* Extracted text
• • •

< C++ .Net System Prog. 1 | Main | C++ .Net System Prog. 3 >


 

 

Early Stages of the C++ .Net 16

(Managed Extensions for C++)

 

 

 

The following are the topics available in this page.

  1. Metadata Directory

  2. Reading Metadata

 

Metadata Directory

 

One field in the CLI header is the RVA for the metadata directory, which gives access to all the metadata used by the assembly. The metadata directory starts with the string BSJB and has information about the version of the metadata and the version of the .NET Framework (as a string) that was used to create the assembly (documented as the IMAGE_COR20_HEADER structure in corhdr.h). After the header, the directory has information about the metadata streams that are used in the assembly. A metadata stream is a table holding information used by your code. The Microsoft (Machine Symbol) intermediate language (MSIL) code in your types uses metadata tokens to identify elements that can be held in metadata (such as type names, member names, and user strings). A metadata token identifies which stream the metadata is held in and the location of the metadata in the stream. The various metadata streams that can be generated by the C++ compiler are given in Table 1.

 

Stream

Description

#~

Optimized stream of the metadata tables .NET also defines a stream called #-, which is a non-optimized stream of metadata tables. Current tools only generate the optimized stream.

• • •

* Given request
In the page on the .NET metadata directory, what string does the metadata directory start with?

• • •

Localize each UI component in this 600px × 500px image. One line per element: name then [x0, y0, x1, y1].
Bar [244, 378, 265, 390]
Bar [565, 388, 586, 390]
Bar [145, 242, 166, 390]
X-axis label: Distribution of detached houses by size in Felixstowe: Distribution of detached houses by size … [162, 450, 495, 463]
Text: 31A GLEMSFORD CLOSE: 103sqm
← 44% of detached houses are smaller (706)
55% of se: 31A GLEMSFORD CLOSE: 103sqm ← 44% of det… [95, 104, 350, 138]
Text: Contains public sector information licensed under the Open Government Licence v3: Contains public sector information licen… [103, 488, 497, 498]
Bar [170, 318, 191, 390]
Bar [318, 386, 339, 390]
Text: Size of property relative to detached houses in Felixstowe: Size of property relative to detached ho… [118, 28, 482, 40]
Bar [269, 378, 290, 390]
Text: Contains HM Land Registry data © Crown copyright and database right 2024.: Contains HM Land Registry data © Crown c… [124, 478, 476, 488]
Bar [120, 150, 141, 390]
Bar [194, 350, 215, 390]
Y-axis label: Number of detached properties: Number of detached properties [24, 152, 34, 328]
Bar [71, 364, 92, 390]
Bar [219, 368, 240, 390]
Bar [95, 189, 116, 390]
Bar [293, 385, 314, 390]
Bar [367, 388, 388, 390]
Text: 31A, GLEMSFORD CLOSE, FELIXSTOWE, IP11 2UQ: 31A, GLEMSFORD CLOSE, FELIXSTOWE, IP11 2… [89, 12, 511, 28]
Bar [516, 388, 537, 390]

• • •

* Solved exercise
BSJB